__PROMPT__:
Can you rewrite all the data below with "FancyBboxPatch" renamed to "Rectangle" everywhere, changing nothing else and leaving out the pictures?

--- --- ---

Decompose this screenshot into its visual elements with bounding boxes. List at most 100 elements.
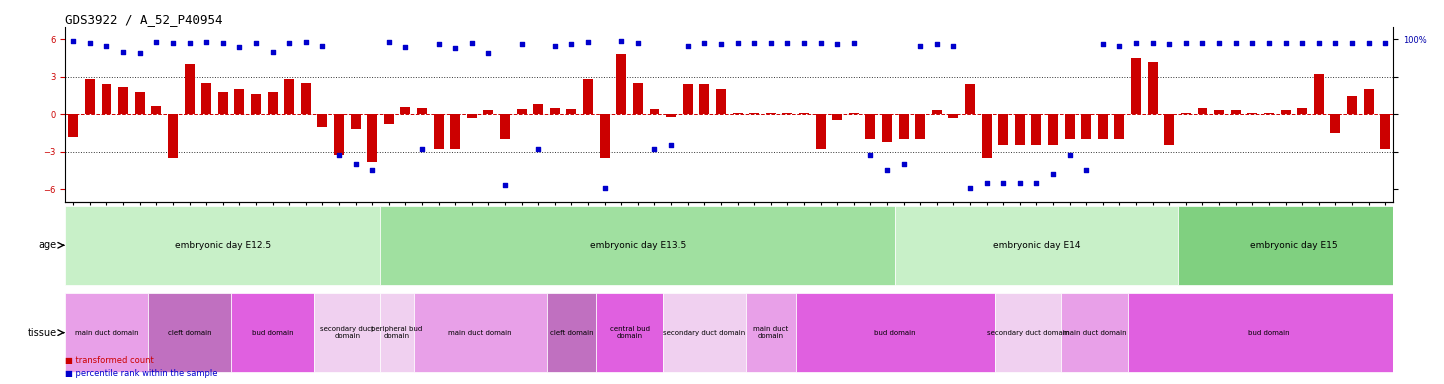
FancyBboxPatch shape bbox=[796, 293, 995, 372]
Bar bbox=[732, 113, 742, 114]
Point bbox=[609, 38, 632, 44]
Text: central bud
domain: central bud domain bbox=[609, 326, 650, 339]
Bar bbox=[1097, 114, 1108, 139]
Point bbox=[1307, 40, 1330, 46]
Bar bbox=[666, 114, 676, 117]
Bar bbox=[716, 89, 726, 114]
Bar bbox=[251, 94, 261, 114]
Point bbox=[742, 40, 765, 46]
Bar bbox=[201, 83, 211, 114]
FancyBboxPatch shape bbox=[995, 293, 1061, 372]
FancyBboxPatch shape bbox=[1061, 293, 1128, 372]
Point bbox=[1092, 41, 1115, 48]
FancyBboxPatch shape bbox=[65, 206, 381, 285]
Point bbox=[361, 167, 384, 174]
Text: tissue: tissue bbox=[27, 328, 56, 338]
Point bbox=[295, 39, 318, 45]
Point bbox=[560, 41, 583, 48]
Text: cleft domain: cleft domain bbox=[550, 329, 593, 336]
Bar bbox=[367, 114, 377, 162]
Point bbox=[510, 41, 533, 48]
Bar bbox=[1314, 74, 1324, 114]
FancyBboxPatch shape bbox=[231, 293, 315, 372]
Bar bbox=[1064, 114, 1074, 139]
Point bbox=[443, 45, 466, 51]
Bar bbox=[799, 113, 809, 114]
Bar bbox=[1363, 89, 1373, 114]
Point bbox=[842, 40, 865, 46]
Point bbox=[593, 185, 617, 191]
Bar bbox=[152, 106, 162, 114]
Bar bbox=[632, 83, 643, 114]
Point bbox=[244, 40, 267, 46]
Bar bbox=[284, 79, 295, 114]
Text: secondary duct domain: secondary duct domain bbox=[988, 329, 1069, 336]
FancyBboxPatch shape bbox=[1178, 206, 1411, 285]
Text: bud domain: bud domain bbox=[251, 329, 293, 336]
Point bbox=[494, 182, 517, 189]
Bar bbox=[816, 114, 826, 149]
Bar bbox=[68, 114, 78, 137]
FancyBboxPatch shape bbox=[1128, 293, 1411, 372]
Point bbox=[111, 49, 134, 55]
Bar bbox=[1248, 113, 1258, 114]
Point bbox=[1158, 41, 1181, 48]
Bar bbox=[1281, 111, 1291, 114]
Point bbox=[1041, 171, 1064, 177]
FancyBboxPatch shape bbox=[596, 293, 663, 372]
Bar bbox=[451, 114, 461, 149]
Point bbox=[1340, 40, 1363, 46]
Point bbox=[195, 39, 218, 45]
Bar bbox=[1214, 111, 1225, 114]
Bar bbox=[400, 107, 410, 114]
Point bbox=[1125, 40, 1148, 46]
Point bbox=[826, 41, 849, 48]
Point bbox=[1240, 40, 1264, 46]
Bar bbox=[1115, 114, 1125, 139]
Point bbox=[1025, 180, 1048, 186]
Bar bbox=[1197, 108, 1207, 114]
Point bbox=[992, 180, 1015, 186]
Point bbox=[129, 50, 152, 56]
Bar bbox=[849, 113, 859, 114]
Bar bbox=[500, 114, 510, 139]
Point bbox=[211, 40, 234, 46]
Bar bbox=[300, 83, 310, 114]
Bar bbox=[433, 114, 443, 149]
Bar bbox=[882, 114, 892, 142]
Bar bbox=[550, 108, 560, 114]
Bar bbox=[765, 113, 775, 114]
Point bbox=[144, 39, 168, 45]
Point bbox=[1008, 180, 1031, 186]
Point bbox=[477, 50, 500, 56]
Point bbox=[1291, 40, 1314, 46]
FancyBboxPatch shape bbox=[414, 293, 547, 372]
Point bbox=[643, 146, 666, 152]
Bar bbox=[1347, 96, 1357, 114]
Point bbox=[328, 152, 351, 159]
Point bbox=[277, 40, 300, 46]
Text: ■ transformed count: ■ transformed count bbox=[65, 356, 153, 365]
Bar bbox=[351, 114, 361, 129]
Text: cleft domain: cleft domain bbox=[168, 329, 211, 336]
Bar bbox=[931, 111, 941, 114]
Point bbox=[1207, 40, 1230, 46]
Point bbox=[1058, 152, 1082, 159]
Bar bbox=[566, 109, 576, 114]
FancyBboxPatch shape bbox=[381, 293, 414, 372]
Point bbox=[793, 40, 816, 46]
Point bbox=[875, 167, 898, 174]
Point bbox=[427, 41, 451, 48]
Text: secondary duct domain: secondary duct domain bbox=[663, 329, 745, 336]
Point bbox=[1274, 40, 1297, 46]
Point bbox=[1074, 167, 1097, 174]
Text: embryonic day E12.5: embryonic day E12.5 bbox=[175, 241, 271, 250]
FancyBboxPatch shape bbox=[381, 206, 895, 285]
Point bbox=[1225, 40, 1248, 46]
Point bbox=[178, 40, 201, 46]
Bar bbox=[85, 79, 95, 114]
Bar bbox=[832, 114, 842, 121]
Point bbox=[394, 44, 417, 50]
Point bbox=[228, 44, 251, 50]
Point bbox=[95, 43, 118, 49]
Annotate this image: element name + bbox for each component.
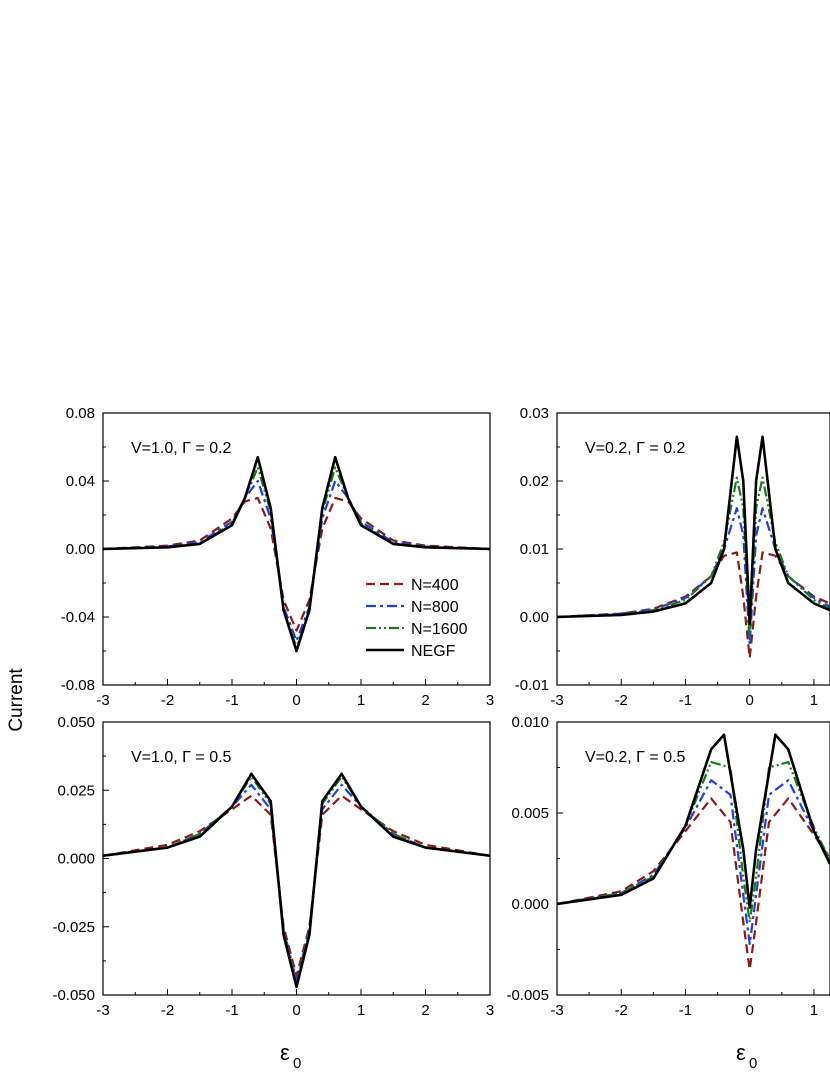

--- --- ---

__SOLUTION__:
Decompose this screenshot into its visual elements with bounding boxes. List at most 100 elements.
Rectangle shape bbox=[796, 293, 995, 372]
Bar bbox=[732, 113, 742, 114]
Point bbox=[609, 38, 632, 44]
Text: central bud
domain: central bud domain bbox=[609, 326, 650, 339]
Bar bbox=[1097, 114, 1108, 139]
Point bbox=[1307, 40, 1330, 46]
Bar bbox=[666, 114, 676, 117]
Bar bbox=[716, 89, 726, 114]
Bar bbox=[251, 94, 261, 114]
Point bbox=[742, 40, 765, 46]
Bar bbox=[201, 83, 211, 114]
Rectangle shape bbox=[995, 293, 1061, 372]
Rectangle shape bbox=[1061, 293, 1128, 372]
Point bbox=[1092, 41, 1115, 48]
Rectangle shape bbox=[65, 206, 381, 285]
Point bbox=[361, 167, 384, 174]
Text: tissue: tissue bbox=[27, 328, 56, 338]
Point bbox=[295, 39, 318, 45]
Point bbox=[560, 41, 583, 48]
Text: cleft domain: cleft domain bbox=[550, 329, 593, 336]
Bar bbox=[367, 114, 377, 162]
Point bbox=[510, 41, 533, 48]
Bar bbox=[1314, 74, 1324, 114]
Rectangle shape bbox=[231, 293, 315, 372]
Bar bbox=[1064, 114, 1074, 139]
Point bbox=[443, 45, 466, 51]
Bar bbox=[799, 113, 809, 114]
Bar bbox=[1363, 89, 1373, 114]
Point bbox=[842, 40, 865, 46]
Point bbox=[593, 185, 617, 191]
Bar bbox=[152, 106, 162, 114]
Bar bbox=[632, 83, 643, 114]
Point bbox=[244, 40, 267, 46]
Bar bbox=[284, 79, 295, 114]
Text: secondary duct domain: secondary duct domain bbox=[988, 329, 1069, 336]
Rectangle shape bbox=[1178, 206, 1411, 285]
Text: bud domain: bud domain bbox=[251, 329, 293, 336]
Point bbox=[494, 182, 517, 189]
Bar bbox=[816, 114, 826, 149]
Bar bbox=[68, 114, 78, 137]
Rectangle shape bbox=[1128, 293, 1411, 372]
Point bbox=[111, 49, 134, 55]
Bar bbox=[1248, 113, 1258, 114]
Point bbox=[1158, 41, 1181, 48]
Bar bbox=[1281, 111, 1291, 114]
Point bbox=[1041, 171, 1064, 177]
Rectangle shape bbox=[596, 293, 663, 372]
Bar bbox=[451, 114, 461, 149]
Point bbox=[1340, 40, 1363, 46]
Point bbox=[195, 39, 218, 45]
Bar bbox=[1214, 111, 1225, 114]
Bar bbox=[400, 107, 410, 114]
Point bbox=[1125, 40, 1148, 46]
Point bbox=[826, 41, 849, 48]
Point bbox=[1240, 40, 1264, 46]
Bar bbox=[1115, 114, 1125, 139]
Point bbox=[1025, 180, 1048, 186]
Bar bbox=[1197, 108, 1207, 114]
Point bbox=[992, 180, 1015, 186]
Point bbox=[129, 50, 152, 56]
Bar bbox=[849, 113, 859, 114]
Bar bbox=[500, 114, 510, 139]
Point bbox=[211, 40, 234, 46]
Bar bbox=[300, 83, 310, 114]
Bar bbox=[433, 114, 443, 149]
Bar bbox=[882, 114, 892, 142]
Bar bbox=[550, 108, 560, 114]
Bar bbox=[765, 113, 775, 114]
Point bbox=[144, 39, 168, 45]
Point bbox=[1008, 180, 1031, 186]
Point bbox=[477, 50, 500, 56]
Point bbox=[1291, 40, 1314, 46]
Rectangle shape bbox=[414, 293, 547, 372]
Point bbox=[643, 146, 666, 152]
Bar bbox=[1347, 96, 1357, 114]
Point bbox=[328, 152, 351, 159]
Point bbox=[277, 40, 300, 46]
Text: ■ transformed count: ■ transformed count bbox=[65, 356, 153, 365]
Bar bbox=[351, 114, 361, 129]
Text: cleft domain: cleft domain bbox=[168, 329, 211, 336]
Bar bbox=[931, 111, 941, 114]
Point bbox=[1207, 40, 1230, 46]
Point bbox=[1058, 152, 1082, 159]
Bar bbox=[566, 109, 576, 114]
Rectangle shape bbox=[381, 293, 414, 372]
Point bbox=[793, 40, 816, 46]
Point bbox=[875, 167, 898, 174]
Point bbox=[427, 41, 451, 48]
Text: secondary duct domain: secondary duct domain bbox=[663, 329, 745, 336]
Point bbox=[1274, 40, 1297, 46]
Point bbox=[1074, 167, 1097, 174]
Text: embryonic day E12.5: embryonic day E12.5 bbox=[175, 241, 271, 250]
Rectangle shape bbox=[381, 206, 895, 285]
Point bbox=[1225, 40, 1248, 46]
Point bbox=[178, 40, 201, 46]
Bar bbox=[85, 79, 95, 114]
Bar bbox=[832, 114, 842, 121]
Point bbox=[394, 44, 417, 50]
Point bbox=[228, 44, 251, 50]
Point bbox=[95, 43, 118, 49]
Annotate this image: element name + bbox for each component.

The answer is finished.